> DOCUMENT TEXT:

___

Then came political debating clubs and campaign activism; voters’ district meetings, whose task was to nominate candidates for the First Congress of People’s Deputies, lasted all through the night.

Never before in the Russian history had there been such a sense of national unity; the intellectuals rallied together with the masses, newly elected people’s deputies were part and parcel of those who had elected them. The people of Russia wanted to make a difference and believed that they could. What’s most amazing, they did make a difference: It was this public energy and cohesion that put an end to the Communist rule.

Of course, what Russia had in late 1980’s and very early 1990’s wasn’t institutionalized democracy – it was revolutionary excitement. Likewise, the congress of People’s deputies was not a legislative institution - it was a nationwide public forum.

This revolutionary euphoria of course couldn’t last very long.

It was expected that somehow institutions and a political system would emerge out of this sea of revolutionary animation. These expectations didn’t quite come true.

Today the alienation between state and society is close to that of the Soviet days, even though there’s nothing like the Soviet oppression. The political life is reduced to a mere formality. The society itself is deeply fragmented and apathetic.

This change of attitude is well reflected in polling numbers. In a survey taken by VTsIOM [All-Russia Center for the Study of Public Opinion] polling agency back in 1991 right after the coup, 57 percent of the people thought public resistance was the main factor that prevented the coup-plotters from winning. Ten years later only 20 percent thought this was a major factor. As many as 30 percent found it hard to say. Back in 1991 only 7 percent were in quandary over what was the main reason of the coup failure.

Today’s Russian state no longer treats its citizens as a flock that needs instruction and preaching. In fact, the state generally ignores the citizens – it is in no way accountable to the public, nor does it care to explain what it is actually doing over there, inside the Kremlin.

Here are two examples. President Vladimir V. Putin dumped his Prime Minister [Mikhail Kasyanov] a couple weeks before the presidential election without giving any reason as to why he actually did it. According to the polls, the public had no idea why the PM had been dumped. Yet, this does not seem to bother either the government or the people. Analysts may offer sophisticated theories that involve political intrigue, conspiracies, intricate plots and far-reaching consequences, but the audience of these analyses is basically confined to the so-called analytical community itself.

Or take pension reform. Plans for this reform were announced. Then the reform plan was all but scrapped before the people could figure out how they would support themselves in the old age. It would seem one’s retirement plan is a matter of high importance to any person. Yet, there is no sign that pension reform has become an important policy theme of broad public interest. Actually, it’s hard to think of anything in Russia today that would constitute an important public policy theme.

With political parties driven to irrelevance, with the parliament turned into a rubber stamp agency, with national television networks taken under government control and printed media having very low runs, public discourse has all but disappeared. Things may be said or written, ideas may be voiced, but there’s barely any audience, and these utterances don’t resonate; they die away with no implications or consequences. A theme brought up by one paper is not taken up in another, and it’s hard to tell an important policy issue from a minor casual event.

Deficient political system and public apathy work as mutually enhancing factors.

___

> STORED ROWS:
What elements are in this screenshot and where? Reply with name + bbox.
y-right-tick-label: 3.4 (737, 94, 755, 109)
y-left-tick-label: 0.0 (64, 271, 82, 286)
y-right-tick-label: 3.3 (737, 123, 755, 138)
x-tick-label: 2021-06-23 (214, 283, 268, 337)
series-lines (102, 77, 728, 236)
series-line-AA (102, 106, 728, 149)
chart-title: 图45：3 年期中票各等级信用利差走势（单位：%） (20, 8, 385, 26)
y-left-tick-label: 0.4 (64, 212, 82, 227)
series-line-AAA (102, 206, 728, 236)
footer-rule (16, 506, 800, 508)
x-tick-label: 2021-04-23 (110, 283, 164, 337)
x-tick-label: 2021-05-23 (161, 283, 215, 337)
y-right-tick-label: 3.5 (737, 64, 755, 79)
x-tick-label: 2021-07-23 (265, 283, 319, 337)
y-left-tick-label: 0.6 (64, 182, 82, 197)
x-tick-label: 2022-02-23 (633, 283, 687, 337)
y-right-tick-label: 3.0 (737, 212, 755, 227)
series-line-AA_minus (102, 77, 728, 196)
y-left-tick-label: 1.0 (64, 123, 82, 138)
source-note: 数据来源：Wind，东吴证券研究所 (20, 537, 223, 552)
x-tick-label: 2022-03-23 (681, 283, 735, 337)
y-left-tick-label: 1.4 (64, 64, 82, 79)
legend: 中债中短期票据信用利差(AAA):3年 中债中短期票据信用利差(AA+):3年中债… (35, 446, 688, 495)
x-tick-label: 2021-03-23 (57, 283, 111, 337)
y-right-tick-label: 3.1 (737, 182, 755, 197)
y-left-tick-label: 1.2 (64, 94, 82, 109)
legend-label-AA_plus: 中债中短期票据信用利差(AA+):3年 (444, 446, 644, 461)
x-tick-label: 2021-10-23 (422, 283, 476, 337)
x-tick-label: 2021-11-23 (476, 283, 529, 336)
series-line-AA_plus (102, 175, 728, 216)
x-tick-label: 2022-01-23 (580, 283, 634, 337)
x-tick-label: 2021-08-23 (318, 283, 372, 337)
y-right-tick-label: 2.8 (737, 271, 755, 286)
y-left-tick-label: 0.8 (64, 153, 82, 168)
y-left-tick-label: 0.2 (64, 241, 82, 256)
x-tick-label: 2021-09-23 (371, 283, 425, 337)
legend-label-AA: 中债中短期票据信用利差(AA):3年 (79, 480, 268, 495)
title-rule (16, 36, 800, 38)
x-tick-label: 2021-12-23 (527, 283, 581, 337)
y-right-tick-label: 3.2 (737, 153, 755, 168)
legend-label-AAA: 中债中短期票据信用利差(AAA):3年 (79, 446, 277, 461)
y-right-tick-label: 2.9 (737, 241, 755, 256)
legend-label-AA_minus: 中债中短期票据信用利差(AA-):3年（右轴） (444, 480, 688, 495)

___

> TASKS AND EXERCISES:
A. Restate word for word the part of the essay on Russian politics starting with "Never before in" and going on through "last very long.".
B. List every percentage figure that appears in the essay on Russian politics.
Nothing here depends on the items, so you can leave them aside.

> OUTPUTS BY TASK:
A.
Never before in the Russian history had there been such a sense of national unity; the intellectuals rallied together with the masses, newly elected people’s deputies were part and parcel of those who had elected them. The people of Russia wanted to make a difference and believed that they could. What’s most amazing, they did make a difference: It was this public energy and cohesion that put an end to the Communist rule.

Of course, what Russia had in late 1980’s and very early 1990’s wasn’t institutionalized democracy – it was revolutionary excitement. Likewise, the congress of People’s deputies was not a legislative institution - it was a nationwide public forum.

This revolutionary euphoria of course couldn’t last very long.

B.
57 percent
20 percent
30 percent
7 percent